* _Problem to solve_
Give every entry again, word for word and in full.

— START Material for this exercise —

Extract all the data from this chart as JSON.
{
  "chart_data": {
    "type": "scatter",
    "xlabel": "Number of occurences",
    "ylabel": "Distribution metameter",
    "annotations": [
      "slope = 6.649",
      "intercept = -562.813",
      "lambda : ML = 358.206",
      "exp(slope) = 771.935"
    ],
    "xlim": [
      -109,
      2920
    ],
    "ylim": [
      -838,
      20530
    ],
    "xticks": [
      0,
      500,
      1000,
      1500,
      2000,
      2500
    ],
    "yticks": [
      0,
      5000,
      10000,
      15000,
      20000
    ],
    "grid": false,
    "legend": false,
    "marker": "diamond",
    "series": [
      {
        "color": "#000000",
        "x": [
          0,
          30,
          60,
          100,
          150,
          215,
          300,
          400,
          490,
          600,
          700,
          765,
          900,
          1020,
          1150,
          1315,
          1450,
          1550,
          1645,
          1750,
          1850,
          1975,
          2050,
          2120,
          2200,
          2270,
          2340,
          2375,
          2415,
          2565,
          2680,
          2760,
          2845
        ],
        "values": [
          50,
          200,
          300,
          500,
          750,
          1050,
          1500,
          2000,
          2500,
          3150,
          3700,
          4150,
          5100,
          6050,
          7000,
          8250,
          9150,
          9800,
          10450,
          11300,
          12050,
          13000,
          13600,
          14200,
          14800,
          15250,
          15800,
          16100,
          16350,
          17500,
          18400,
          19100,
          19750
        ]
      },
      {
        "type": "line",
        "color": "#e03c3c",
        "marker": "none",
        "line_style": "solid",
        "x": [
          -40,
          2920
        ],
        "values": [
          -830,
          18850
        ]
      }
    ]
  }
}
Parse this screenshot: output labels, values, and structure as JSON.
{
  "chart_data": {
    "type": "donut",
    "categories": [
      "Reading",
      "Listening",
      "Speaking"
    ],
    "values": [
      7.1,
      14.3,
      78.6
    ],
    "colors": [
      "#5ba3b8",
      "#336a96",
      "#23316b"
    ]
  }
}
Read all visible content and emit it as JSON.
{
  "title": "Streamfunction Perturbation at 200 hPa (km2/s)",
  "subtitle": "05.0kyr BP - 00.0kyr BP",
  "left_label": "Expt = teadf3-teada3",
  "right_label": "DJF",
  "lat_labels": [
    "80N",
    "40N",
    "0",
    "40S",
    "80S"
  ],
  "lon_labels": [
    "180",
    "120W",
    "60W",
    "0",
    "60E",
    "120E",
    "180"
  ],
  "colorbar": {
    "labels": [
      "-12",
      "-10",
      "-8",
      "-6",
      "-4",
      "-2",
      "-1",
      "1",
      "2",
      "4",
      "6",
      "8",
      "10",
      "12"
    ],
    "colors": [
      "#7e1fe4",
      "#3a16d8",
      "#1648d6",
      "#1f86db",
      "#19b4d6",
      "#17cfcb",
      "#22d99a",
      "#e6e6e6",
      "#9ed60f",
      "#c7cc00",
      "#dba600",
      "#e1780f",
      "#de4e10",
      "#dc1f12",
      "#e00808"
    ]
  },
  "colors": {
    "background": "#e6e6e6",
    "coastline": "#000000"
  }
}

— END Material for this exercise —

* _Result of this exercise_
Extract all the data from this chart as JSON.
{
  "chart_data": {
    "type": "scatter",
    "xlabel": "Number of occurences",
    "ylabel": "Distribution metameter",
    "annotations": [
      "slope = 6.649",
      "intercept = -562.813",
      "lambda : ML = 358.206",
      "exp(slope) = 771.935"
    ],
    "xlim": [
      -109,
      2920
    ],
    "ylim": [
      -838,
      20530
    ],
    "xticks": [
      0,
      500,
      1000,
      1500,
      2000,
      2500
    ],
    "yticks": [
      0,
      5000,
      10000,
      15000,
      20000
    ],
    "grid": false,
    "legend": false,
    "marker": "diamond",
    "series": [
      {
        "color": "#000000",
        "x": [
          0,
          30,
          60,
          100,
          150,
          215,
          300,
          400,
          490,
          600,
          700,
          765,
          900,
          1020,
          1150,
          1315,
          1450,
          1550,
          1645,
          1750,
          1850,
          1975,
          2050,
          2120,
          2200,
          2270,
          2340,
          2375,
          2415,
          2565,
          2680,
          2760,
          2845
        ],
        "values": [
          50,
          200,
          300,
          500,
          750,
          1050,
          1500,
          2000,
          2500,
          3150,
          3700,
          4150,
          5100,
          6050,
          7000,
          8250,
          9150,
          9800,
          10450,
          11300,
          12050,
          13000,
          13600,
          14200,
          14800,
          15250,
          15800,
          16100,
          16350,
          17500,
          18400,
          19100,
          19750
        ]
      },
      {
        "type": "line",
        "color": "#e03c3c",
        "marker": "none",
        "line_style": "solid",
        "x": [
          -40,
          2920
        ],
        "values": [
          -830,
          18850
        ]
      }
    ]
  }
}
Parse this screenshot: output labels, values, and structure as JSON.
{
  "chart_data": {
    "type": "donut",
    "categories": [
      "Reading",
      "Listening",
      "Speaking"
    ],
    "values": [
      7.1,
      14.3,
      78.6
    ],
    "colors": [
      "#5ba3b8",
      "#336a96",
      "#23316b"
    ]
  }
}
Read all visible content and emit it as JSON.
{
  "title": "Streamfunction Perturbation at 200 hPa (km2/s)",
  "subtitle": "05.0kyr BP - 00.0kyr BP",
  "left_label": "Expt = teadf3-teada3",
  "right_label": "DJF",
  "lat_labels": [
    "80N",
    "40N",
    "0",
    "40S",
    "80S"
  ],
  "lon_labels": [
    "180",
    "120W",
    "60W",
    "0",
    "60E",
    "120E",
    "180"
  ],
  "colorbar": {
    "labels": [
      "-12",
      "-10",
      "-8",
      "-6",
      "-4",
      "-2",
      "-1",
      "1",
      "2",
      "4",
      "6",
      "8",
      "10",
      "12"
    ],
    "colors": [
      "#7e1fe4",
      "#3a16d8",
      "#1648d6",
      "#1f86db",
      "#19b4d6",
      "#17cfcb",
      "#22d99a",
      "#e6e6e6",
      "#9ed60f",
      "#c7cc00",
      "#dba600",
      "#e1780f",
      "#de4e10",
      "#dc1f12",
      "#e00808"
    ]
  },
  "colors": {
    "background": "#e6e6e6",
    "coastline": "#000000"
  }
}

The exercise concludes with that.